■ Your task
Return every record below exactly as written, omitting any pictures.

Stored data
□ □ □
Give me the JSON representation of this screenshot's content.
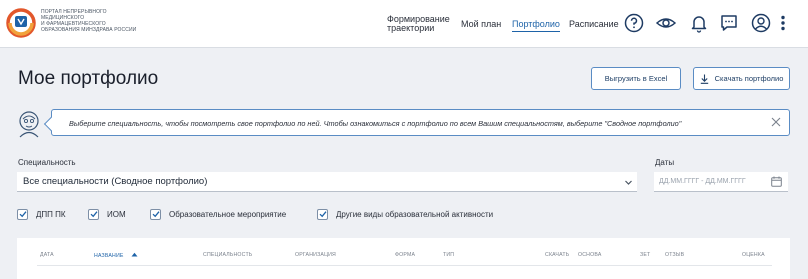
{
  "header": {
    "logo_lines": [
      "ПОРТАЛ НЕПРЕРЫВНОГО",
      "МЕДИЦИНСКОГО",
      "И ФАРМАЦЕВТИЧЕСКОГО",
      "ОБРАЗОВАНИЯ МИНЗДРАВА РОССИИ"
    ],
    "nav": {
      "trajectory_line1": "Формирование",
      "trajectory_line2": "траектории",
      "my_plan": "Мой план",
      "portfolio": "Портфолио",
      "schedule": "Расписание"
    },
    "icons": [
      "help-icon",
      "eye-icon",
      "bell-icon",
      "chat-icon",
      "user-icon",
      "more-vertical-icon"
    ],
    "accent_color": "#1e63a8"
  },
  "page": {
    "title": "Мое портфолио",
    "export_excel": "Выгрузить в Excel",
    "download_portfolio": "Скачать портфолио"
  },
  "info": {
    "text": "Выберите специальность, чтобы посмотреть свое портфолио по ней. Чтобы ознакомиться с портфолио по всем Вашим специальностям, выберите \"Сводное портфолио\""
  },
  "filters": {
    "specialty_label": "Специальность",
    "specialty_value": "Все специальности (Сводное портфолио)",
    "dates_label": "Даты",
    "dates_placeholder": "ДД.ММ.ГГГГ - ДД.ММ.ГГГГ",
    "checkboxes": [
      {
        "label": "ДПП ПК",
        "checked": true
      },
      {
        "label": "ИОМ",
        "checked": true
      },
      {
        "label": "Образовательное мероприятие",
        "checked": true
      },
      {
        "label": "Другие виды образовательной активности",
        "checked": true
      }
    ]
  },
  "table": {
    "columns": [
      "ДАТА",
      "НАЗВАНИЕ",
      "СПЕЦИАЛЬНОСТЬ",
      "ОРГАНИЗАЦИЯ",
      "ФОРМА",
      "ТИП",
      "СКАЧАТЬ",
      "ОСНОВА",
      "ЗЕТ",
      "ОТЗЫВ",
      "ОЦЕНКА"
    ],
    "sorted_column": "НАЗВАНИЕ"
  }
}
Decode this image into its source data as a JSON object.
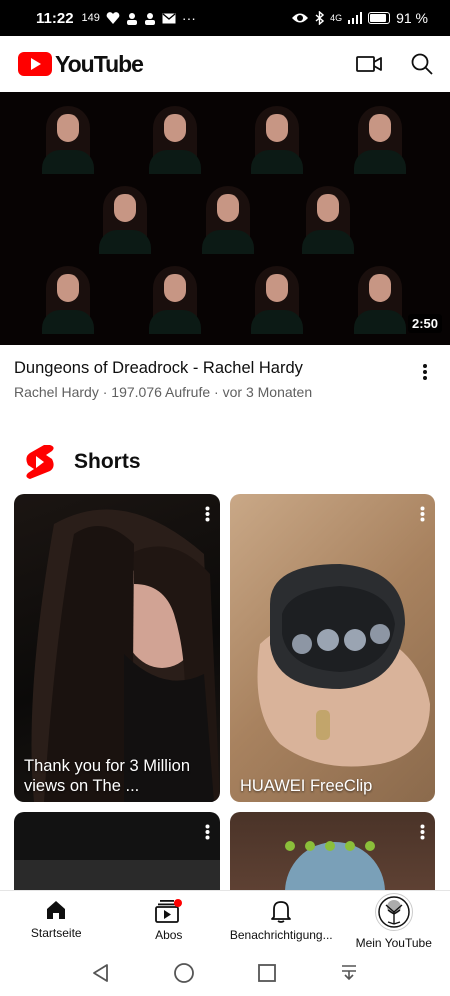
{
  "status_bar": {
    "time": "11:22",
    "small_text": "149",
    "network": "4G",
    "battery": "91 %"
  },
  "app": {
    "logo_text": "YouTube",
    "brand_color": "#ff0000"
  },
  "video": {
    "duration": "2:50",
    "title": "Dungeons of Dreadrock - Rachel Hardy",
    "channel": "Rachel Hardy",
    "views": "197.076 Aufrufe",
    "age": "vor 3 Monaten",
    "separator": "·"
  },
  "shorts": {
    "title": "Shorts",
    "cards": [
      {
        "label": "Thank you for 3 Million views on The ..."
      },
      {
        "label": "HUAWEI FreeClip"
      },
      {
        "label": ""
      },
      {
        "label": ""
      }
    ]
  },
  "bottom_nav": {
    "items": [
      {
        "label": "Startseite",
        "icon": "home-icon"
      },
      {
        "label": "Abos",
        "icon": "subscriptions-icon"
      },
      {
        "label": "Benachrichtigung...",
        "icon": "bell-icon"
      },
      {
        "label": "Mein YouTube",
        "icon": "avatar"
      }
    ]
  },
  "icons": {
    "camera": "video-camera-icon",
    "search": "search-icon",
    "more": "more-vert-icon",
    "shorts": "shorts-icon"
  }
}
□ □ □
■ Exercise output
Give me the JSON representation of this screenshot's content.
{
  "header": {
    "logo_lines": [
      "ПОРТАЛ НЕПРЕРЫВНОГО",
      "МЕДИЦИНСКОГО",
      "И ФАРМАЦЕВТИЧЕСКОГО",
      "ОБРАЗОВАНИЯ МИНЗДРАВА РОССИИ"
    ],
    "nav": {
      "trajectory_line1": "Формирование",
      "trajectory_line2": "траектории",
      "my_plan": "Мой план",
      "portfolio": "Портфолио",
      "schedule": "Расписание"
    },
    "icons": [
      "help-icon",
      "eye-icon",
      "bell-icon",
      "chat-icon",
      "user-icon",
      "more-vertical-icon"
    ],
    "accent_color": "#1e63a8"
  },
  "page": {
    "title": "Мое портфолио",
    "export_excel": "Выгрузить в Excel",
    "download_portfolio": "Скачать портфолио"
  },
  "info": {
    "text": "Выберите специальность, чтобы посмотреть свое портфолио по ней. Чтобы ознакомиться с портфолио по всем Вашим специальностям, выберите \"Сводное портфолио\""
  },
  "filters": {
    "specialty_label": "Специальность",
    "specialty_value": "Все специальности (Сводное портфолио)",
    "dates_label": "Даты",
    "dates_placeholder": "ДД.ММ.ГГГГ - ДД.ММ.ГГГГ",
    "checkboxes": [
      {
        "label": "ДПП ПК",
        "checked": true
      },
      {
        "label": "ИОМ",
        "checked": true
      },
      {
        "label": "Образовательное мероприятие",
        "checked": true
      },
      {
        "label": "Другие виды образовательной активности",
        "checked": true
      }
    ]
  },
  "table": {
    "columns": [
      "ДАТА",
      "НАЗВАНИЕ",
      "СПЕЦИАЛЬНОСТЬ",
      "ОРГАНИЗАЦИЯ",
      "ФОРМА",
      "ТИП",
      "СКАЧАТЬ",
      "ОСНОВА",
      "ЗЕТ",
      "ОТЗЫВ",
      "ОЦЕНКА"
    ],
    "sorted_column": "НАЗВАНИЕ"
  }
}
Decode this image into its source data as a JSON object.
{
  "status_bar": {
    "time": "11:22",
    "small_text": "149",
    "network": "4G",
    "battery": "91 %"
  },
  "app": {
    "logo_text": "YouTube",
    "brand_color": "#ff0000"
  },
  "video": {
    "duration": "2:50",
    "title": "Dungeons of Dreadrock - Rachel Hardy",
    "channel": "Rachel Hardy",
    "views": "197.076 Aufrufe",
    "age": "vor 3 Monaten",
    "separator": "·"
  },
  "shorts": {
    "title": "Shorts",
    "cards": [
      {
        "label": "Thank you for 3 Million views on The ..."
      },
      {
        "label": "HUAWEI FreeClip"
      },
      {
        "label": ""
      },
      {
        "label": ""
      }
    ]
  },
  "bottom_nav": {
    "items": [
      {
        "label": "Startseite",
        "icon": "home-icon"
      },
      {
        "label": "Abos",
        "icon": "subscriptions-icon"
      },
      {
        "label": "Benachrichtigung...",
        "icon": "bell-icon"
      },
      {
        "label": "Mein YouTube",
        "icon": "avatar"
      }
    ]
  },
  "icons": {
    "camera": "video-camera-icon",
    "search": "search-icon",
    "more": "more-vert-icon",
    "shorts": "shorts-icon"
  }
}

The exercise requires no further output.